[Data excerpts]
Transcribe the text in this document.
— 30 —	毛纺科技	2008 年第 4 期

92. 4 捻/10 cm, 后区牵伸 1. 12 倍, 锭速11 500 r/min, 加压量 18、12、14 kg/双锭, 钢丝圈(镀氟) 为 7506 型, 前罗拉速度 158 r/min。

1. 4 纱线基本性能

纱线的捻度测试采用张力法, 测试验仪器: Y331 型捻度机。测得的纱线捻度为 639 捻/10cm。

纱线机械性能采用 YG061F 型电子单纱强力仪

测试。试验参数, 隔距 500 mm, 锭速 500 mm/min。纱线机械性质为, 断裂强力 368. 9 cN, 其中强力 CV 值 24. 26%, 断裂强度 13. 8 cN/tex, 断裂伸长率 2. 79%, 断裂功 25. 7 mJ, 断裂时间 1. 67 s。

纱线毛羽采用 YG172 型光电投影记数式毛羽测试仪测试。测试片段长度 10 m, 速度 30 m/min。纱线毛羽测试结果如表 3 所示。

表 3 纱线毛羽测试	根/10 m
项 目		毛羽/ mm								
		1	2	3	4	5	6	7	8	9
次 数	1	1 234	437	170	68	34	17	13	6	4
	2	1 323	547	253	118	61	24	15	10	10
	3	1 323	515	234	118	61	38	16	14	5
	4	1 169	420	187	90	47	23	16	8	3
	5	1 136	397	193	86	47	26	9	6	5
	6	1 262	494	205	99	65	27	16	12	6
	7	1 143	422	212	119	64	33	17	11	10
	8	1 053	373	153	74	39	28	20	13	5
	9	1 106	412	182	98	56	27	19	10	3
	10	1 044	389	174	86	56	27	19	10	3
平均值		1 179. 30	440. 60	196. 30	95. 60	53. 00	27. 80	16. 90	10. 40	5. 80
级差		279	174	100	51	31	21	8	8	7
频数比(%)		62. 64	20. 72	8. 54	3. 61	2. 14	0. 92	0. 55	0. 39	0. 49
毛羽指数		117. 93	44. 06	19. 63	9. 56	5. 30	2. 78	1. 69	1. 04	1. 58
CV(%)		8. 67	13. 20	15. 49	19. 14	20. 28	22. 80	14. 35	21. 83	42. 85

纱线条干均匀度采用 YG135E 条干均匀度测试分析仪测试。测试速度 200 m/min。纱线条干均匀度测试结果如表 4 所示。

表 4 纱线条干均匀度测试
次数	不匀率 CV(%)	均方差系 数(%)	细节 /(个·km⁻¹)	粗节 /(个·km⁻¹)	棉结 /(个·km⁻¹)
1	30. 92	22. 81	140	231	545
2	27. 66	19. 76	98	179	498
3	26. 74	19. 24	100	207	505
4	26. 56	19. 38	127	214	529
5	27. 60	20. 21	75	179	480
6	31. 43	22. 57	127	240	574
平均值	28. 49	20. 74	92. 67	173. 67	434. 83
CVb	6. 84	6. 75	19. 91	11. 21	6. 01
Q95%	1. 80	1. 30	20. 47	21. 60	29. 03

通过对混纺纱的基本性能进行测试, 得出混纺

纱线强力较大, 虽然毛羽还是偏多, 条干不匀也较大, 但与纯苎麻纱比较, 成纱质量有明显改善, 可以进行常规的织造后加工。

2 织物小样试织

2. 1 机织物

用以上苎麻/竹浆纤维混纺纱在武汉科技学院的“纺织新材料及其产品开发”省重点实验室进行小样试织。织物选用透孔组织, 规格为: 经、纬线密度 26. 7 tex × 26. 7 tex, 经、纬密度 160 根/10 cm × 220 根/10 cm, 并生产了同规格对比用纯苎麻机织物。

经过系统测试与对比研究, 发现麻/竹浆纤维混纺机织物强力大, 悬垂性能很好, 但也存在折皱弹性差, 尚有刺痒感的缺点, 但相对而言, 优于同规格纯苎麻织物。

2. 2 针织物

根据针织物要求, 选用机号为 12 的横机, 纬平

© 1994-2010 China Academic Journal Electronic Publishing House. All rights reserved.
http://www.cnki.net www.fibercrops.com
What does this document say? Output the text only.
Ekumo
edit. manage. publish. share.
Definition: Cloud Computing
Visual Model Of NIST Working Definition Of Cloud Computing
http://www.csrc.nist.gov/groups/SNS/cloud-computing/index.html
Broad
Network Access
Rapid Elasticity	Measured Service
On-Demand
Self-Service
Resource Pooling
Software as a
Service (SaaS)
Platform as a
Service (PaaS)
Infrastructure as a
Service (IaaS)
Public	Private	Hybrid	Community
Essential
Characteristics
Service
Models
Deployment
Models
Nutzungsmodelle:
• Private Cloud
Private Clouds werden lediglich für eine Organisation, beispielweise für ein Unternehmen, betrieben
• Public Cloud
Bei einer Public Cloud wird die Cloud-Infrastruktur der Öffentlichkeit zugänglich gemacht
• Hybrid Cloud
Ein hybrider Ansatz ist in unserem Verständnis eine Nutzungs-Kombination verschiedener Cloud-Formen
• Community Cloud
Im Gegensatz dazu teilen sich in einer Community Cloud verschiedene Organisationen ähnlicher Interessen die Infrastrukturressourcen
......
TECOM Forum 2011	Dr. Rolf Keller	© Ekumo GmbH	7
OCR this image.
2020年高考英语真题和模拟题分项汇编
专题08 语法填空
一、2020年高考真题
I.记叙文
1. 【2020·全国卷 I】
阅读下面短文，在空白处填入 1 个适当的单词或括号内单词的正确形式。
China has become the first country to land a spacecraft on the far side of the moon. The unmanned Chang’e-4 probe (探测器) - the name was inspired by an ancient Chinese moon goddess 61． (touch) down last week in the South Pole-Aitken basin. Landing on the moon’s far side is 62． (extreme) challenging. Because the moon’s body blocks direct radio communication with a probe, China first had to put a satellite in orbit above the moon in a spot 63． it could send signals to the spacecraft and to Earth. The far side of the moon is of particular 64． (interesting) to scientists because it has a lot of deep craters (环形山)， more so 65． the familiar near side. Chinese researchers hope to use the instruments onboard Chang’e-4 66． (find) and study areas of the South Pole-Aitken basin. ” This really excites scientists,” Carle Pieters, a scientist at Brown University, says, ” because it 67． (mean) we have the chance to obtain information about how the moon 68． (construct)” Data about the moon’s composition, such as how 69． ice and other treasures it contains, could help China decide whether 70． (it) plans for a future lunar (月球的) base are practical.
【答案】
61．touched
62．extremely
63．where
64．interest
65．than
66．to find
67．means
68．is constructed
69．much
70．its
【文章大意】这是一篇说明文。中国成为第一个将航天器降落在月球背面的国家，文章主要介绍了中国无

▶ **Problem to solve**:
From the first line to the last, retype the data exactly.

▶ **Result for this task**:
Transcribe the text in this document.
— 30 —	毛纺科技	2008 年第 4 期

92. 4 捻/10 cm, 后区牵伸 1. 12 倍, 锭速11 500 r/min, 加压量 18、12、14 kg/双锭, 钢丝圈(镀氟) 为 7506 型, 前罗拉速度 158 r/min。

1. 4 纱线基本性能

纱线的捻度测试采用张力法, 测试验仪器: Y331 型捻度机。测得的纱线捻度为 639 捻/10cm。

纱线机械性能采用 YG061F 型电子单纱强力仪

测试。试验参数, 隔距 500 mm, 锭速 500 mm/min。纱线机械性质为, 断裂强力 368. 9 cN, 其中强力 CV 值 24. 26%, 断裂强度 13. 8 cN/tex, 断裂伸长率 2. 79%, 断裂功 25. 7 mJ, 断裂时间 1. 67 s。

纱线毛羽采用 YG172 型光电投影记数式毛羽测试仪测试。测试片段长度 10 m, 速度 30 m/min。纱线毛羽测试结果如表 3 所示。

表 3 纱线毛羽测试	根/10 m
项 目		毛羽/ mm								
		1	2	3	4	5	6	7	8	9
次 数	1	1 234	437	170	68	34	17	13	6	4
	2	1 323	547	253	118	61	24	15	10	10
	3	1 323	515	234	118	61	38	16	14	5
	4	1 169	420	187	90	47	23	16	8	3
	5	1 136	397	193	86	47	26	9	6	5
	6	1 262	494	205	99	65	27	16	12	6
	7	1 143	422	212	119	64	33	17	11	10
	8	1 053	373	153	74	39	28	20	13	5
	9	1 106	412	182	98	56	27	19	10	3
	10	1 044	389	174	86	56	27	19	10	3
平均值		1 179. 30	440. 60	196. 30	95. 60	53. 00	27. 80	16. 90	10. 40	5. 80
级差		279	174	100	51	31	21	8	8	7
频数比(%)		62. 64	20. 72	8. 54	3. 61	2. 14	0. 92	0. 55	0. 39	0. 49
毛羽指数		117. 93	44. 06	19. 63	9. 56	5. 30	2. 78	1. 69	1. 04	1. 58
CV(%)		8. 67	13. 20	15. 49	19. 14	20. 28	22. 80	14. 35	21. 83	42. 85

纱线条干均匀度采用 YG135E 条干均匀度测试分析仪测试。测试速度 200 m/min。纱线条干均匀度测试结果如表 4 所示。

表 4 纱线条干均匀度测试
次数	不匀率 CV(%)	均方差系 数(%)	细节 /(个·km⁻¹)	粗节 /(个·km⁻¹)	棉结 /(个·km⁻¹)
1	30. 92	22. 81	140	231	545
2	27. 66	19. 76	98	179	498
3	26. 74	19. 24	100	207	505
4	26. 56	19. 38	127	214	529
5	27. 60	20. 21	75	179	480
6	31. 43	22. 57	127	240	574
平均值	28. 49	20. 74	92. 67	173. 67	434. 83
CVb	6. 84	6. 75	19. 91	11. 21	6. 01
Q95%	1. 80	1. 30	20. 47	21. 60	29. 03

通过对混纺纱的基本性能进行测试, 得出混纺

纱线强力较大, 虽然毛羽还是偏多, 条干不匀也较大, 但与纯苎麻纱比较, 成纱质量有明显改善, 可以进行常规的织造后加工。

2 织物小样试织

2. 1 机织物

用以上苎麻/竹浆纤维混纺纱在武汉科技学院的“纺织新材料及其产品开发”省重点实验室进行小样试织。织物选用透孔组织, 规格为: 经、纬线密度 26. 7 tex × 26. 7 tex, 经、纬密度 160 根/10 cm × 220 根/10 cm, 并生产了同规格对比用纯苎麻机织物。

经过系统测试与对比研究, 发现麻/竹浆纤维混纺机织物强力大, 悬垂性能很好, 但也存在折皱弹性差, 尚有刺痒感的缺点, 但相对而言, 优于同规格纯苎麻织物。

2. 2 针织物

根据针织物要求, 选用机号为 12 的横机, 纬平

© 1994-2010 China Academic Journal Electronic Publishing House. All rights reserved.
http://www.cnki.net www.fibercrops.com
What does this document say? Output the text only.
Ekumo
edit. manage. publish. share.
Definition: Cloud Computing
Visual Model Of NIST Working Definition Of Cloud Computing
http://www.csrc.nist.gov/groups/SNS/cloud-computing/index.html
Broad
Network Access
Rapid Elasticity	Measured Service
On-Demand
Self-Service
Resource Pooling
Software as a
Service (SaaS)
Platform as a
Service (PaaS)
Infrastructure as a
Service (IaaS)
Public	Private	Hybrid	Community
Essential
Characteristics
Service
Models
Deployment
Models
Nutzungsmodelle:
• Private Cloud
Private Clouds werden lediglich für eine Organisation, beispielweise für ein Unternehmen, betrieben
• Public Cloud
Bei einer Public Cloud wird die Cloud-Infrastruktur der Öffentlichkeit zugänglich gemacht
• Hybrid Cloud
Ein hybrider Ansatz ist in unserem Verständnis eine Nutzungs-Kombination verschiedener Cloud-Formen
• Community Cloud
Im Gegensatz dazu teilen sich in einer Community Cloud verschiedene Organisationen ähnlicher Interessen die Infrastrukturressourcen
......
TECOM Forum 2011	Dr. Rolf Keller	© Ekumo GmbH	7
OCR this image.
2020年高考英语真题和模拟题分项汇编
专题08 语法填空
一、2020年高考真题
I.记叙文
1. 【2020·全国卷 I】
阅读下面短文，在空白处填入 1 个适当的单词或括号内单词的正确形式。
China has become the first country to land a spacecraft on the far side of the moon. The unmanned Chang’e-4 probe (探测器) - the name was inspired by an ancient Chinese moon goddess 61． (touch) down last week in the South Pole-Aitken basin. Landing on the moon’s far side is 62． (extreme) challenging. Because the moon’s body blocks direct radio communication with a probe, China first had to put a satellite in orbit above the moon in a spot 63． it could send signals to the spacecraft and to Earth. The far side of the moon is of particular 64． (interesting) to scientists because it has a lot of deep craters (环形山)， more so 65． the familiar near side. Chinese researchers hope to use the instruments onboard Chang’e-4 66． (find) and study areas of the South Pole-Aitken basin. ” This really excites scientists,” Carle Pieters, a scientist at Brown University, says, ” because it 67． (mean) we have the chance to obtain information about how the moon 68． (construct)” Data about the moon’s composition, such as how 69． ice and other treasures it contains, could help China decide whether 70． (it) plans for a future lunar (月球的) base are practical.
【答案】
61．touched
62．extremely
63．where
64．interest
65．than
66．to find
67．means
68．is constructed
69．much
70．its
【文章大意】这是一篇说明文。中国成为第一个将航天器降落在月球背面的国家，文章主要介绍了中国无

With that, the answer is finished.